Exercise aim:
From the listing below, pick out each line with the word "employment".

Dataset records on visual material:
-- begin --

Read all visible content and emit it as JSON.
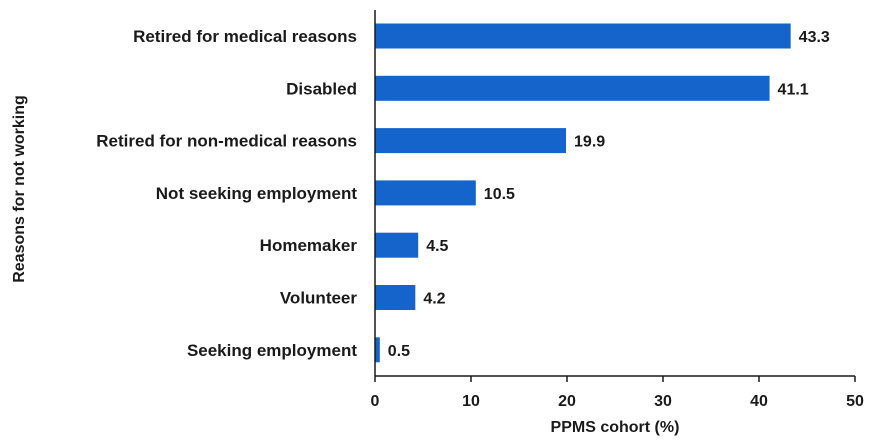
{
  "chart_data": {
    "type": "bar",
    "orientation": "horizontal",
    "categories": [
      "Retired for medical reasons",
      "Disabled",
      "Retired for non-medical reasons",
      "Not seeking employment",
      "Homemaker",
      "Volunteer",
      "Seeking employment"
    ],
    "values": [
      43.3,
      41.1,
      19.9,
      10.5,
      4.5,
      4.2,
      0.5
    ],
    "value_labels": [
      "43.3",
      "41.1",
      "19.9",
      "10.5",
      "4.5",
      "4.2",
      "0.5"
    ],
    "xlabel": "PPMS cohort (%)",
    "ylabel": "Reasons for not working",
    "xlim": [
      0,
      50
    ],
    "xticks": [
      0,
      10,
      20,
      30,
      40,
      50
    ],
    "xtick_labels": [
      "0",
      "10",
      "20",
      "30",
      "40",
      "50"
    ],
    "grid": false,
    "bar_color": "#1464cc"
  }
}
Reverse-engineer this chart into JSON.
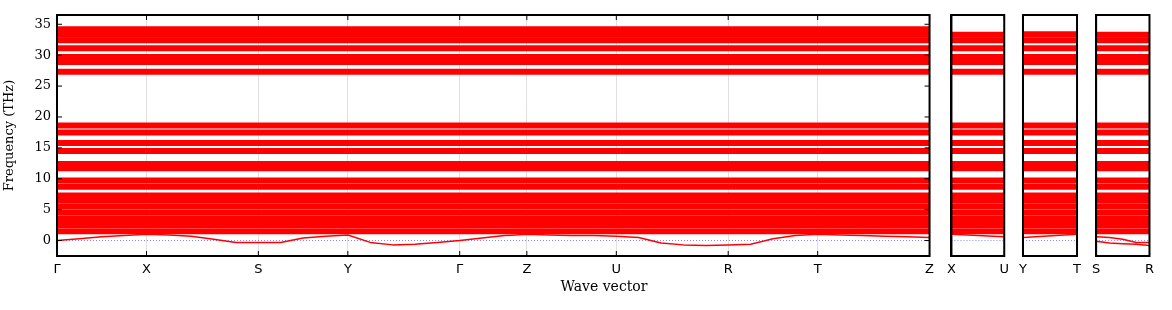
{
  "chart_data": [
    {
      "type": "line",
      "xlabel": "Wave vector",
      "ylabel": "Frequency (THz)",
      "categories": [
        "Γ",
        null,
        null,
        null,
        "X",
        null,
        null,
        null,
        null,
        "S",
        null,
        null,
        null,
        "Y",
        null,
        null,
        null,
        null,
        "Γ",
        null,
        null,
        "Z",
        null,
        null,
        null,
        "U",
        null,
        null,
        null,
        null,
        "R",
        null,
        null,
        null,
        "T",
        null,
        null,
        null,
        null,
        "Z"
      ],
      "ylim": [
        -2.5,
        36.5
      ],
      "yticks": [
        0,
        5,
        10,
        15,
        20,
        25,
        30,
        35
      ],
      "grid": "x",
      "ref_lines": [
        {
          "axis": "y",
          "value": 0,
          "color": "#8080ff",
          "line_style": "dotted"
        }
      ],
      "series": [
        {
          "color": "#ff0000",
          "values": [
            0,
            0.3,
            0.6,
            0.8,
            1.0,
            0.9,
            0.7,
            0.2,
            -0.3,
            -0.3,
            -0.3,
            0.4,
            0.7,
            0.9,
            -0.3,
            -0.7,
            -0.6,
            -0.3,
            0,
            0.4,
            0.8,
            1.0,
            0.9,
            0.8,
            0.8,
            0.7,
            0.5,
            -0.4,
            -0.7,
            -0.8,
            -0.7,
            -0.6,
            0.3,
            0.8,
            1.0,
            0.9,
            0.8,
            0.7,
            0.6,
            0.5
          ]
        },
        {
          "color": "#ff0000",
          "values": [
            1.5,
            1.5,
            1.5,
            1.5,
            1.5,
            1.5,
            1.5,
            1.5,
            1.5,
            1.5,
            1.5,
            1.5,
            1.5,
            1.5,
            1.5,
            1.5,
            1.5,
            1.5,
            1.5,
            1.5,
            1.5,
            1.5,
            1.5,
            1.5,
            1.5,
            1.5,
            1.5,
            1.5,
            1.5,
            1.5,
            1.5,
            1.5,
            1.5,
            1.5,
            1.5,
            1.5,
            1.5,
            1.5,
            1.5,
            1.5
          ]
        },
        {
          "color": "#ff0000",
          "values": [
            2.5,
            2.5,
            2.5,
            2.5,
            2.5,
            2.5,
            2.5,
            2.5,
            2.5,
            2.5,
            2.5,
            2.5,
            2.5,
            2.5,
            2.5,
            2.5,
            2.5,
            2.5,
            2.5,
            2.5,
            2.5,
            2.5,
            2.5,
            2.5,
            2.5,
            2.5,
            2.5,
            2.5,
            2.5,
            2.5,
            2.5,
            2.5,
            2.5,
            2.5,
            2.5,
            2.5,
            2.5,
            2.5,
            2.5,
            2.5
          ]
        },
        {
          "color": "#ff0000",
          "values": [
            3.5,
            3.5,
            3.5,
            3.5,
            3.5,
            3.5,
            3.5,
            3.5,
            3.5,
            3.5,
            3.5,
            3.5,
            3.5,
            3.5,
            3.5,
            3.5,
            3.5,
            3.5,
            3.5,
            3.5,
            3.5,
            3.5,
            3.5,
            3.5,
            3.5,
            3.5,
            3.5,
            3.5,
            3.5,
            3.5,
            3.5,
            3.5,
            3.5,
            3.5,
            3.5,
            3.5,
            3.5,
            3.5,
            3.5,
            3.5
          ]
        },
        {
          "color": "#ff0000",
          "values": [
            4.5,
            4.5,
            4.5,
            4.5,
            4.5,
            4.5,
            4.5,
            4.5,
            4.5,
            4.5,
            4.5,
            4.5,
            4.5,
            4.5,
            4.5,
            4.5,
            4.5,
            4.5,
            4.5,
            4.5,
            4.5,
            4.5,
            4.5,
            4.5,
            4.5,
            4.5,
            4.5,
            4.5,
            4.5,
            4.5,
            4.5,
            4.5,
            4.5,
            4.5,
            4.5,
            4.5,
            4.5,
            4.5,
            4.5,
            4.5
          ]
        },
        {
          "color": "#ff0000",
          "values": [
            5.5,
            5.5,
            5.5,
            5.5,
            5.5,
            5.5,
            5.5,
            5.5,
            5.5,
            5.5,
            5.5,
            5.5,
            5.5,
            5.5,
            5.5,
            5.5,
            5.5,
            5.5,
            5.5,
            5.5,
            5.5,
            5.5,
            5.5,
            5.5,
            5.5,
            5.5,
            5.5,
            5.5,
            5.5,
            5.5,
            5.5,
            5.5,
            5.5,
            5.5,
            5.5,
            5.5,
            5.5,
            5.5,
            5.5,
            5.5
          ]
        },
        {
          "color": "#ff0000",
          "values": [
            6.5,
            6.5,
            6.5,
            6.5,
            6.5,
            6.5,
            6.5,
            6.5,
            6.5,
            6.5,
            6.5,
            6.5,
            6.5,
            6.5,
            6.5,
            6.5,
            6.5,
            6.5,
            6.5,
            6.5,
            6.5,
            6.5,
            6.5,
            6.5,
            6.5,
            6.5,
            6.5,
            6.5,
            6.5,
            6.5,
            6.5,
            6.5,
            6.5,
            6.5,
            6.5,
            6.5,
            6.5,
            6.5,
            6.5,
            6.5
          ]
        },
        {
          "color": "#ff0000",
          "values": [
            7.3,
            7.3,
            7.3,
            7.3,
            7.3,
            7.3,
            7.3,
            7.3,
            7.3,
            7.3,
            7.3,
            7.3,
            7.3,
            7.3,
            7.3,
            7.3,
            7.3,
            7.3,
            7.3,
            7.3,
            7.3,
            7.3,
            7.3,
            7.3,
            7.3,
            7.3,
            7.3,
            7.3,
            7.3,
            7.3,
            7.3,
            7.3,
            7.3,
            7.3,
            7.3,
            7.3,
            7.3,
            7.3,
            7.3,
            7.3
          ]
        },
        {
          "color": "#ff0000",
          "values": [
            8.7,
            8.7,
            8.7,
            8.7,
            8.7,
            8.7,
            8.7,
            8.7,
            8.7,
            8.7,
            8.7,
            8.7,
            8.7,
            8.7,
            8.7,
            8.7,
            8.7,
            8.7,
            8.7,
            8.7,
            8.7,
            8.7,
            8.7,
            8.7,
            8.7,
            8.7,
            8.7,
            8.7,
            8.7,
            8.7,
            8.7,
            8.7,
            8.7,
            8.7,
            8.7,
            8.7,
            8.7,
            8.7,
            8.7,
            8.7
          ]
        },
        {
          "color": "#ff0000",
          "values": [
            9.7,
            9.7,
            9.7,
            9.7,
            9.7,
            9.7,
            9.7,
            9.7,
            9.7,
            9.7,
            9.7,
            9.7,
            9.7,
            9.7,
            9.7,
            9.7,
            9.7,
            9.7,
            9.7,
            9.7,
            9.7,
            9.7,
            9.7,
            9.7,
            9.7,
            9.7,
            9.7,
            9.7,
            9.7,
            9.7,
            9.7,
            9.7,
            9.7,
            9.7,
            9.7,
            9.7,
            9.7,
            9.7,
            9.7,
            9.7
          ]
        },
        {
          "color": "#ff0000",
          "values": [
            11.7,
            11.7,
            11.7,
            11.7,
            11.7,
            11.7,
            11.7,
            11.7,
            11.7,
            11.7,
            11.7,
            11.7,
            11.7,
            11.7,
            11.7,
            11.7,
            11.7,
            11.7,
            11.7,
            11.7,
            11.7,
            11.7,
            11.7,
            11.7,
            11.7,
            11.7,
            11.7,
            11.7,
            11.7,
            11.7,
            11.7,
            11.7,
            11.7,
            11.7,
            11.7,
            11.7,
            11.7,
            11.7,
            11.7,
            11.7
          ]
        },
        {
          "color": "#ff0000",
          "values": [
            12.4,
            12.4,
            12.4,
            12.4,
            12.4,
            12.4,
            12.4,
            12.4,
            12.4,
            12.4,
            12.4,
            12.4,
            12.4,
            12.4,
            12.4,
            12.4,
            12.4,
            12.4,
            12.4,
            12.4,
            12.4,
            12.4,
            12.4,
            12.4,
            12.4,
            12.4,
            12.4,
            12.4,
            12.4,
            12.4,
            12.4,
            12.4,
            12.4,
            12.4,
            12.4,
            12.4,
            12.4,
            12.4,
            12.4,
            12.4
          ]
        },
        {
          "color": "#ff0000",
          "values": [
            14.5,
            14.5,
            14.5,
            14.5,
            14.5,
            14.5,
            14.5,
            14.5,
            14.5,
            14.5,
            14.5,
            14.5,
            14.5,
            14.5,
            14.5,
            14.5,
            14.5,
            14.5,
            14.5,
            14.5,
            14.5,
            14.5,
            14.5,
            14.5,
            14.5,
            14.5,
            14.5,
            14.5,
            14.5,
            14.5,
            14.5,
            14.5,
            14.5,
            14.5,
            14.5,
            14.5,
            14.5,
            14.5,
            14.5,
            14.5
          ]
        },
        {
          "color": "#ff0000",
          "values": [
            15.8,
            15.8,
            15.8,
            15.8,
            15.8,
            15.8,
            15.8,
            15.8,
            15.8,
            15.8,
            15.8,
            15.8,
            15.8,
            15.8,
            15.8,
            15.8,
            15.8,
            15.8,
            15.8,
            15.8,
            15.8,
            15.8,
            15.8,
            15.8,
            15.8,
            15.8,
            15.8,
            15.8,
            15.8,
            15.8,
            15.8,
            15.8,
            15.8,
            15.8,
            15.8,
            15.8,
            15.8,
            15.8,
            15.8,
            15.8
          ]
        },
        {
          "color": "#ff0000",
          "values": [
            17.5,
            17.5,
            17.5,
            17.5,
            17.5,
            17.5,
            17.5,
            17.5,
            17.5,
            17.5,
            17.5,
            17.5,
            17.5,
            17.5,
            17.5,
            17.5,
            17.5,
            17.5,
            17.5,
            17.5,
            17.5,
            17.5,
            17.5,
            17.5,
            17.5,
            17.5,
            17.5,
            17.5,
            17.5,
            17.5,
            17.5,
            17.5,
            17.5,
            17.5,
            17.5,
            17.5,
            17.5,
            17.5,
            17.5,
            17.5
          ]
        },
        {
          "color": "#ff0000",
          "values": [
            18.6,
            18.6,
            18.6,
            18.6,
            18.6,
            18.6,
            18.6,
            18.6,
            18.6,
            18.6,
            18.6,
            18.6,
            18.6,
            18.6,
            18.6,
            18.6,
            18.6,
            18.6,
            18.6,
            18.6,
            18.6,
            18.6,
            18.6,
            18.6,
            18.6,
            18.6,
            18.6,
            18.6,
            18.6,
            18.6,
            18.6,
            18.6,
            18.6,
            18.6,
            18.6,
            18.6,
            18.6,
            18.6,
            18.6,
            18.6
          ]
        },
        {
          "color": "#ff0000",
          "values": [
            27.3,
            27.3,
            27.3,
            27.3,
            27.3,
            27.3,
            27.3,
            27.3,
            27.3,
            27.3,
            27.3,
            27.3,
            27.3,
            27.3,
            27.3,
            27.3,
            27.3,
            27.3,
            27.3,
            27.3,
            27.3,
            27.3,
            27.3,
            27.3,
            27.3,
            27.3,
            27.3,
            27.3,
            27.3,
            27.3,
            27.3,
            27.3,
            27.3,
            27.3,
            27.3,
            27.3,
            27.3,
            27.3,
            27.3,
            27.3
          ]
        },
        {
          "color": "#ff0000",
          "values": [
            28.9,
            28.9,
            28.9,
            28.9,
            28.9,
            28.9,
            28.9,
            28.9,
            28.9,
            28.9,
            28.9,
            28.9,
            28.9,
            28.9,
            28.9,
            28.9,
            28.9,
            28.9,
            28.9,
            28.9,
            28.9,
            28.9,
            28.9,
            28.9,
            28.9,
            28.9,
            28.9,
            28.9,
            28.9,
            28.9,
            28.9,
            28.9,
            28.9,
            28.9,
            28.9,
            28.9,
            28.9,
            28.9,
            28.9,
            28.9
          ]
        },
        {
          "color": "#ff0000",
          "values": [
            29.7,
            29.7,
            29.7,
            29.7,
            29.7,
            29.7,
            29.7,
            29.7,
            29.7,
            29.7,
            29.7,
            29.7,
            29.7,
            29.7,
            29.7,
            29.7,
            29.7,
            29.7,
            29.7,
            29.7,
            29.7,
            29.7,
            29.7,
            29.7,
            29.7,
            29.7,
            29.7,
            29.7,
            29.7,
            29.7,
            29.7,
            29.7,
            29.7,
            29.7,
            29.7,
            29.7,
            29.7,
            29.7,
            29.7,
            29.7
          ]
        },
        {
          "color": "#ff0000",
          "values": [
            31.1,
            31.1,
            31.1,
            31.1,
            31.1,
            31.1,
            31.1,
            31.1,
            31.1,
            31.1,
            31.1,
            31.1,
            31.1,
            31.1,
            31.1,
            31.1,
            31.1,
            31.1,
            31.1,
            31.1,
            31.1,
            31.1,
            31.1,
            31.1,
            31.1,
            31.1,
            31.1,
            31.1,
            31.1,
            31.1,
            31.1,
            31.1,
            31.1,
            31.1,
            31.1,
            31.1,
            31.1,
            31.1,
            31.1,
            31.1
          ]
        },
        {
          "color": "#ff0000",
          "values": [
            32.4,
            32.4,
            32.4,
            32.4,
            32.4,
            32.4,
            32.4,
            32.4,
            32.4,
            32.4,
            32.4,
            32.4,
            32.4,
            32.4,
            32.4,
            32.4,
            32.4,
            32.4,
            32.4,
            32.4,
            32.4,
            32.4,
            32.4,
            32.4,
            32.4,
            32.4,
            32.4,
            32.4,
            32.4,
            32.4,
            32.4,
            32.4,
            32.4,
            32.4,
            32.4,
            32.4,
            32.4,
            32.4,
            32.4,
            32.4
          ]
        },
        {
          "color": "#ff0000",
          "values": [
            33.3,
            33.3,
            33.3,
            33.3,
            33.3,
            33.3,
            33.3,
            33.3,
            33.3,
            33.3,
            33.3,
            33.3,
            33.3,
            33.3,
            33.3,
            33.3,
            33.3,
            33.3,
            33.3,
            33.3,
            33.3,
            33.3,
            33.3,
            33.3,
            33.3,
            33.3,
            33.3,
            33.3,
            33.3,
            33.3,
            33.3,
            33.3,
            33.3,
            33.3,
            33.3,
            33.3,
            33.3,
            33.3,
            33.3,
            33.3
          ]
        },
        {
          "color": "#ff0000",
          "values": [
            34.2,
            34.2,
            34.2,
            34.2,
            34.2,
            34.2,
            34.2,
            34.2,
            34.2,
            34.2,
            34.2,
            34.2,
            34.2,
            34.2,
            34.2,
            34.2,
            34.2,
            34.2,
            34.2,
            34.2,
            34.2,
            34.2,
            34.2,
            34.2,
            34.2,
            34.2,
            34.2,
            34.2,
            34.2,
            34.2,
            34.2,
            34.2,
            34.2,
            34.2,
            34.2,
            34.2,
            34.2,
            34.2,
            34.2,
            34.2
          ]
        }
      ]
    },
    {
      "type": "line",
      "categories": [
        "X",
        "U"
      ],
      "ylim": [
        -2.5,
        36.5
      ],
      "tick_labels": "x",
      "ref_lines": [
        {
          "axis": "y",
          "value": 0,
          "color": "#8080ff",
          "line_style": "dotted"
        }
      ],
      "series": [
        {
          "color": "#ff0000",
          "values": [
            1.0,
            0.6
          ]
        },
        {
          "color": "#ff0000",
          "values": [
            1.5,
            1.5
          ]
        },
        {
          "color": "#ff0000",
          "values": [
            2.5,
            2.5
          ]
        },
        {
          "color": "#ff0000",
          "values": [
            3.5,
            3.5
          ]
        },
        {
          "color": "#ff0000",
          "values": [
            4.5,
            4.5
          ]
        },
        {
          "color": "#ff0000",
          "values": [
            5.5,
            5.5
          ]
        },
        {
          "color": "#ff0000",
          "values": [
            6.5,
            6.5
          ]
        },
        {
          "color": "#ff0000",
          "values": [
            7.3,
            7.3
          ]
        },
        {
          "color": "#ff0000",
          "values": [
            8.7,
            8.7
          ]
        },
        {
          "color": "#ff0000",
          "values": [
            9.7,
            9.7
          ]
        },
        {
          "color": "#ff0000",
          "values": [
            11.7,
            11.7
          ]
        },
        {
          "color": "#ff0000",
          "values": [
            12.4,
            12.4
          ]
        },
        {
          "color": "#ff0000",
          "values": [
            14.5,
            14.5
          ]
        },
        {
          "color": "#ff0000",
          "values": [
            15.8,
            15.8
          ]
        },
        {
          "color": "#ff0000",
          "values": [
            17.5,
            17.5
          ]
        },
        {
          "color": "#ff0000",
          "values": [
            18.6,
            18.6
          ]
        },
        {
          "color": "#ff0000",
          "values": [
            27.3,
            27.3
          ]
        },
        {
          "color": "#ff0000",
          "values": [
            28.9,
            28.9
          ]
        },
        {
          "color": "#ff0000",
          "values": [
            29.7,
            29.7
          ]
        },
        {
          "color": "#ff0000",
          "values": [
            31.1,
            31.1
          ]
        },
        {
          "color": "#ff0000",
          "values": [
            32.4,
            32.4
          ]
        },
        {
          "color": "#ff0000",
          "values": [
            33.3,
            33.3
          ]
        }
      ]
    },
    {
      "type": "line",
      "categories": [
        "Y",
        "T"
      ],
      "ylim": [
        -2.5,
        36.5
      ],
      "tick_labels": "x",
      "ref_lines": [
        {
          "axis": "y",
          "value": 0,
          "color": "#8080ff",
          "line_style": "dotted"
        }
      ],
      "series": [
        {
          "color": "#ff0000",
          "values": [
            0.5,
            1.0
          ]
        },
        {
          "color": "#ff0000",
          "values": [
            1.5,
            1.5
          ]
        },
        {
          "color": "#ff0000",
          "values": [
            2.5,
            2.5
          ]
        },
        {
          "color": "#ff0000",
          "values": [
            3.5,
            3.5
          ]
        },
        {
          "color": "#ff0000",
          "values": [
            4.5,
            4.5
          ]
        },
        {
          "color": "#ff0000",
          "values": [
            5.5,
            5.5
          ]
        },
        {
          "color": "#ff0000",
          "values": [
            6.5,
            6.5
          ]
        },
        {
          "color": "#ff0000",
          "values": [
            7.3,
            7.3
          ]
        },
        {
          "color": "#ff0000",
          "values": [
            8.7,
            8.7
          ]
        },
        {
          "color": "#ff0000",
          "values": [
            9.7,
            9.7
          ]
        },
        {
          "color": "#ff0000",
          "values": [
            11.7,
            11.7
          ]
        },
        {
          "color": "#ff0000",
          "values": [
            12.4,
            12.4
          ]
        },
        {
          "color": "#ff0000",
          "values": [
            14.5,
            14.5
          ]
        },
        {
          "color": "#ff0000",
          "values": [
            15.8,
            15.8
          ]
        },
        {
          "color": "#ff0000",
          "values": [
            17.5,
            17.5
          ]
        },
        {
          "color": "#ff0000",
          "values": [
            18.6,
            18.6
          ]
        },
        {
          "color": "#ff0000",
          "values": [
            27.3,
            27.3
          ]
        },
        {
          "color": "#ff0000",
          "values": [
            28.9,
            28.9
          ]
        },
        {
          "color": "#ff0000",
          "values": [
            29.7,
            29.7
          ]
        },
        {
          "color": "#ff0000",
          "values": [
            31.1,
            31.1
          ]
        },
        {
          "color": "#ff0000",
          "values": [
            32.4,
            32.4
          ]
        },
        {
          "color": "#ff0000",
          "values": [
            33.4,
            33.4
          ]
        }
      ]
    },
    {
      "type": "line",
      "categories": [
        "S",
        null,
        null,
        null,
        "R"
      ],
      "ylim": [
        -2.5,
        36.5
      ],
      "tick_labels": "x",
      "ref_lines": [
        {
          "axis": "y",
          "value": 0,
          "color": "#8080ff",
          "line_style": "dotted"
        }
      ],
      "series": [
        {
          "color": "#ff0000",
          "values": [
            -0.1,
            -0.4,
            -0.5,
            -0.6,
            -0.8
          ]
        },
        {
          "color": "#ff0000",
          "values": [
            0.6,
            0.5,
            0.2,
            -0.3,
            -0.3
          ]
        },
        {
          "color": "#ff0000",
          "values": [
            1.5,
            1.5,
            1.5,
            1.5,
            1.5
          ]
        },
        {
          "color": "#ff0000",
          "values": [
            2.5,
            2.5,
            2.5,
            2.5,
            2.5
          ]
        },
        {
          "color": "#ff0000",
          "values": [
            3.5,
            3.5,
            3.5,
            3.5,
            3.5
          ]
        },
        {
          "color": "#ff0000",
          "values": [
            4.5,
            4.5,
            4.5,
            4.5,
            4.5
          ]
        },
        {
          "color": "#ff0000",
          "values": [
            5.5,
            5.5,
            5.5,
            5.5,
            5.5
          ]
        },
        {
          "color": "#ff0000",
          "values": [
            6.5,
            6.5,
            6.5,
            6.5,
            6.5
          ]
        },
        {
          "color": "#ff0000",
          "values": [
            7.3,
            7.3,
            7.3,
            7.3,
            7.3
          ]
        },
        {
          "color": "#ff0000",
          "values": [
            8.7,
            8.7,
            8.7,
            8.7,
            8.7
          ]
        },
        {
          "color": "#ff0000",
          "values": [
            9.7,
            9.7,
            9.7,
            9.7,
            9.7
          ]
        },
        {
          "color": "#ff0000",
          "values": [
            11.7,
            11.7,
            11.7,
            11.7,
            11.7
          ]
        },
        {
          "color": "#ff0000",
          "values": [
            12.4,
            12.4,
            12.4,
            12.4,
            12.4
          ]
        },
        {
          "color": "#ff0000",
          "values": [
            14.5,
            14.5,
            14.5,
            14.5,
            14.5
          ]
        },
        {
          "color": "#ff0000",
          "values": [
            15.8,
            15.8,
            15.8,
            15.8,
            15.8
          ]
        },
        {
          "color": "#ff0000",
          "values": [
            17.5,
            17.5,
            17.5,
            17.5,
            17.5
          ]
        },
        {
          "color": "#ff0000",
          "values": [
            18.6,
            18.6,
            18.6,
            18.6,
            18.6
          ]
        },
        {
          "color": "#ff0000",
          "values": [
            27.3,
            27.3,
            27.3,
            27.3,
            27.3
          ]
        },
        {
          "color": "#ff0000",
          "values": [
            28.9,
            28.9,
            28.9,
            28.9,
            28.9
          ]
        },
        {
          "color": "#ff0000",
          "values": [
            29.7,
            29.7,
            29.7,
            29.7,
            29.7
          ]
        },
        {
          "color": "#ff0000",
          "values": [
            31.1,
            31.1,
            31.1,
            31.1,
            31.1
          ]
        },
        {
          "color": "#ff0000",
          "values": [
            32.4,
            32.4,
            32.4,
            32.4,
            32.4
          ]
        },
        {
          "color": "#ff0000",
          "values": [
            33.3,
            33.3,
            33.3,
            33.3,
            33.3
          ]
        }
      ]
    }
  ]
}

-- end --

Written reply:
      "Not seeking employment",
      "Seeking employment"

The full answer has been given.